Seite:
**********

Im Hamsterrad der Berliner Ringbahn

18. Juni 2014
Von Theodor Schaarschmidt

Die Ringbahn umkreist Berlin im Stundentakt. Tag und Nacht, beinahe ohne Unterbrechung. Unser Autor ist zugestiegen und hat einen kompletten Tag in der Linie S41 verbracht. Der Mikrokosmos Ringbahn im Protokoll.

Theo in der Linie S41: „Ich verliere das Gefühl für Zeit und Position. Stunde für Stunde immer wieder das Gleiche. S-Bahn-Koller macht sich breit.“

Theo in der Linie S41: „Ich verliere das Gefühl für Zeit und Position. Stunde für Stunde immer wieder das Gleiche. S-Bahn-Koller macht sich breit.“

Seit ich in Berlin wohne, übt die Ringbahn eine eigenartige Faszination auf mich aus. Unsere Beziehung ist kompliziert: Wir sind vereint in einer Vernunftehe, es war keine Liebesheirat. An normalen Arbeitstagen verbringe ich zwei Stunden in öffentlichen Verkehrsmitteln.

**********

Daten:
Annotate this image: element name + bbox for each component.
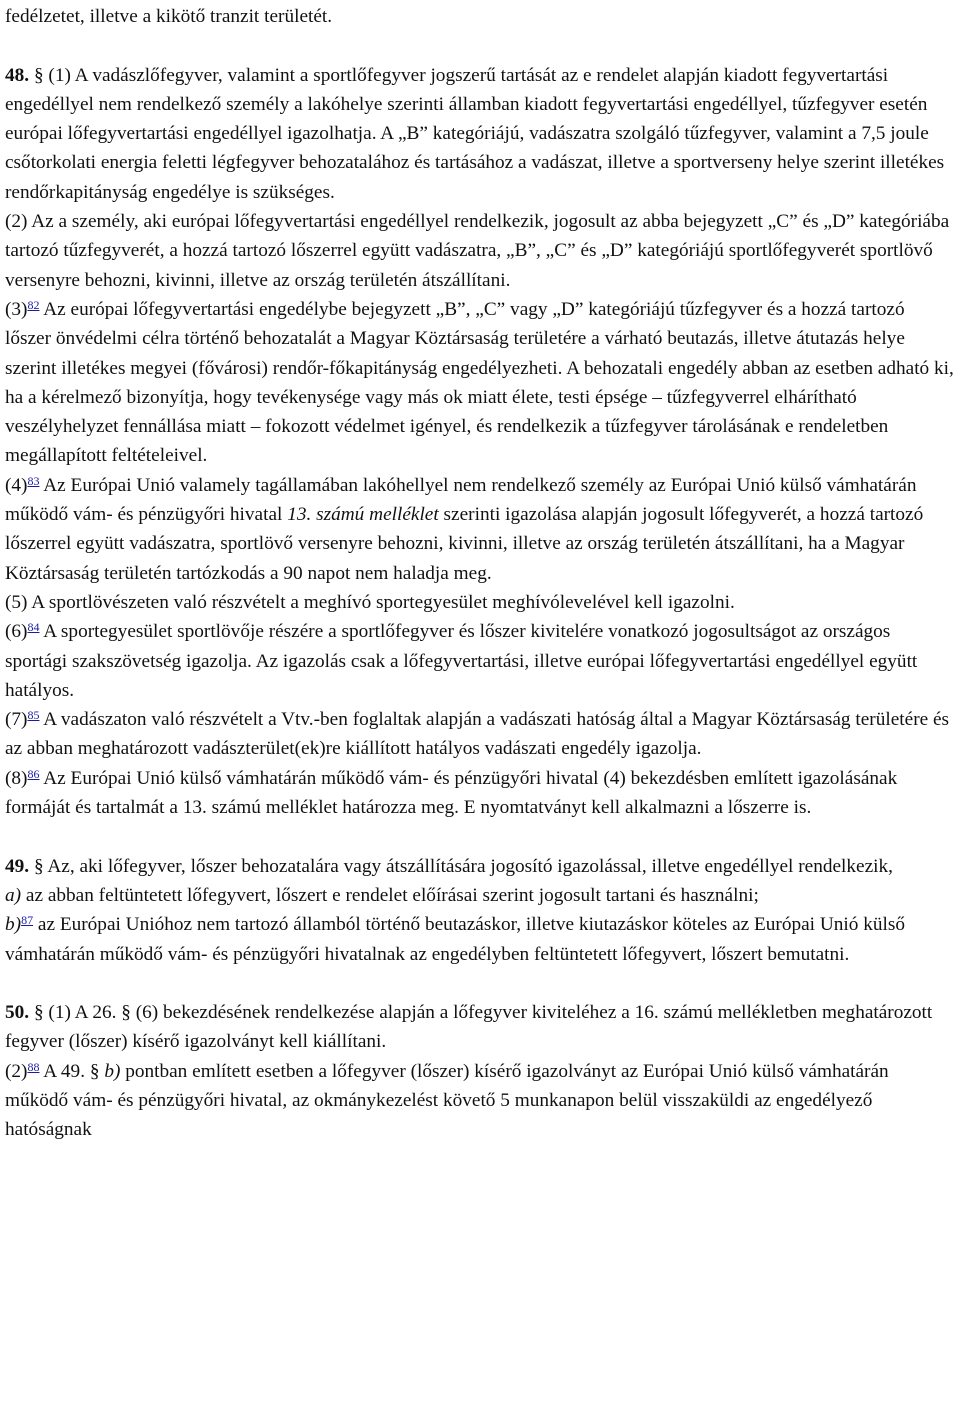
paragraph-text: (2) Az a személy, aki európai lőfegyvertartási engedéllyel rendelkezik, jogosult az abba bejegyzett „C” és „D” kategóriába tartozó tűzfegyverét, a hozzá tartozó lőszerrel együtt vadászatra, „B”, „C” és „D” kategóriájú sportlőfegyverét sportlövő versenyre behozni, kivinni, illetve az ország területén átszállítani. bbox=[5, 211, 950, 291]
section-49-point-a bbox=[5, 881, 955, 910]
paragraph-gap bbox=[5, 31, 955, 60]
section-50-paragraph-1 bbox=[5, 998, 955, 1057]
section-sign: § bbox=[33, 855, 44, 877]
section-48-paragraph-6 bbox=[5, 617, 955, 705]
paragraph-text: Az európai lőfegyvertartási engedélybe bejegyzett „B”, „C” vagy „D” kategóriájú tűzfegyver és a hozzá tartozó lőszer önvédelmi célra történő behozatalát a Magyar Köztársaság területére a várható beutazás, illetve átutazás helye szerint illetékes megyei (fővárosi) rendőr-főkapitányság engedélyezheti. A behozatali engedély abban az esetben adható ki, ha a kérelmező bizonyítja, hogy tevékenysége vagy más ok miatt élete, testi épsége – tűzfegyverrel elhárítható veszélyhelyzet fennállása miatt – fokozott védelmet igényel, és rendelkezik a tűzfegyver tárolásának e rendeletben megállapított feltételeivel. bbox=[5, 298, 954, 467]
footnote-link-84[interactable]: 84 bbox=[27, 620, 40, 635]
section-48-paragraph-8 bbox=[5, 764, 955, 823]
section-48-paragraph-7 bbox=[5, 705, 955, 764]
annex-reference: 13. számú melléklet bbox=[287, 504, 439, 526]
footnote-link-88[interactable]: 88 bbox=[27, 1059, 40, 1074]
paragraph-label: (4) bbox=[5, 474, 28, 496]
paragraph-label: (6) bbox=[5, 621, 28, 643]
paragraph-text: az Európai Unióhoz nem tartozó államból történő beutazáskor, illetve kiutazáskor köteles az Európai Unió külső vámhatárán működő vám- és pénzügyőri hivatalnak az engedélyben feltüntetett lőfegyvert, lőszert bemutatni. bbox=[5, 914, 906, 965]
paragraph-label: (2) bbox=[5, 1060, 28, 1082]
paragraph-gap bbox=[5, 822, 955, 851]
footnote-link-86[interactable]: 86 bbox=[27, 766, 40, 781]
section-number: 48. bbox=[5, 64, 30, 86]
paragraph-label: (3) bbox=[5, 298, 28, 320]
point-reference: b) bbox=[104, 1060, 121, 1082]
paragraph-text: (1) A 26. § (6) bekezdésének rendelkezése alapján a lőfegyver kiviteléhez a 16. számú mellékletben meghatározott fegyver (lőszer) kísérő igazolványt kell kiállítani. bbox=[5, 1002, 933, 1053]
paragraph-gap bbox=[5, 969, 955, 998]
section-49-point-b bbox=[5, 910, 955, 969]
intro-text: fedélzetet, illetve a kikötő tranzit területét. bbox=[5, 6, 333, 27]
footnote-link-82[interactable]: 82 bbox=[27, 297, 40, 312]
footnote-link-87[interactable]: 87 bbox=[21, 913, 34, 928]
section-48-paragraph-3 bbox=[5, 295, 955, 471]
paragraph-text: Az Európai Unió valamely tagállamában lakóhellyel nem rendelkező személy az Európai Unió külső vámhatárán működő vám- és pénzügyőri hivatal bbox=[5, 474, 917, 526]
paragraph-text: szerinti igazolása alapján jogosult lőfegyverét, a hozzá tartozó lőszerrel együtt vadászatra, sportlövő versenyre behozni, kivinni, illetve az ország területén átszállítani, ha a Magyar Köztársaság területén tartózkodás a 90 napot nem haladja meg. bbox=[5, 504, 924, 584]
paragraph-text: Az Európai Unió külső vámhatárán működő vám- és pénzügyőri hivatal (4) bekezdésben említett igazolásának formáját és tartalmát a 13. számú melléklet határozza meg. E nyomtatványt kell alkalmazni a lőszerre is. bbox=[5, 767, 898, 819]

**********

Aufgaben:
[1] Prüfen Sie, ob die folgenden Aussagen mit dem Text über die Berliner Ringbahn übereinstimmen: (a) Der Autor hat einen ganzen Tag in der Linie S41 verbracht. (b) Die Ringbahn verkehrt nur tagsüber. (c) Der Autor bezeichnet seine Beziehung zur Ringbahn als Liebesheirat. Antworten Sie jeweils mit Ja oder Nein und zitieren Sie die entscheidenden Worte des Textes wörtlich.
[2] Nehmen Sie den Text über die Berliner Ringbahn nach seinem letzten Satz wieder auf und führen Sie ihn weiter.

Lösungen:
[1]
(a) Ja: „hat einen kompletten Tag in der Linie S41 verbracht“
(b) Nein: „Tag und Nacht, beinahe ohne Unterbrechung“
(c) Nein: „es war keine Liebesheirat“

[2]
Die Gleise der Berliner Ringbahn markieren die Grenze zwischen Stadtinnerem und Randbezirken. Wie ein riesiges Ziffernblatt liegt der Ring über Berlin. Eine vollständige Kreisfahrt dauert eine Stunde, auf die Minute genau. Die Züge der Linie S41 und S42 haben keine Endhaltestelle. Sie fahren schlichtweg „nach Ring“, wie es die automatische Durchsage an den Bahnhöfen ausdrückt.

Ich möchte herausfinden, was passiert, wenn ich das S-Bahn-Fahren, sonst ein Teil meines Alltagslebens, bis zum Exzess überdehne. Wenn ich im Kreis fahre, die immer gleiche Route im Stundentakt. Mein Ziel ist es, die Ringbahn endlich richtig kennenzulernen, von Mitternacht bis Mitternacht. Ich möchte die ewige Wiederkehr kosten, zumindest einen Tag lang.

0:00 Uhr
Ich stehe an der Haltestelle Messe Nord/ICC, seit wenigen Sekunden ist Freitag. Für die nächsten 24 Stunden ist „der Ring“ mein Zuhause.

Als Ausrüstung in meinem Rucksack: Schreibblock, Wasserflasche, ein Stapel Romane gegen die Langeweile, ein Kissen für die Nacht, zwölf Mohrrüben als Proviant.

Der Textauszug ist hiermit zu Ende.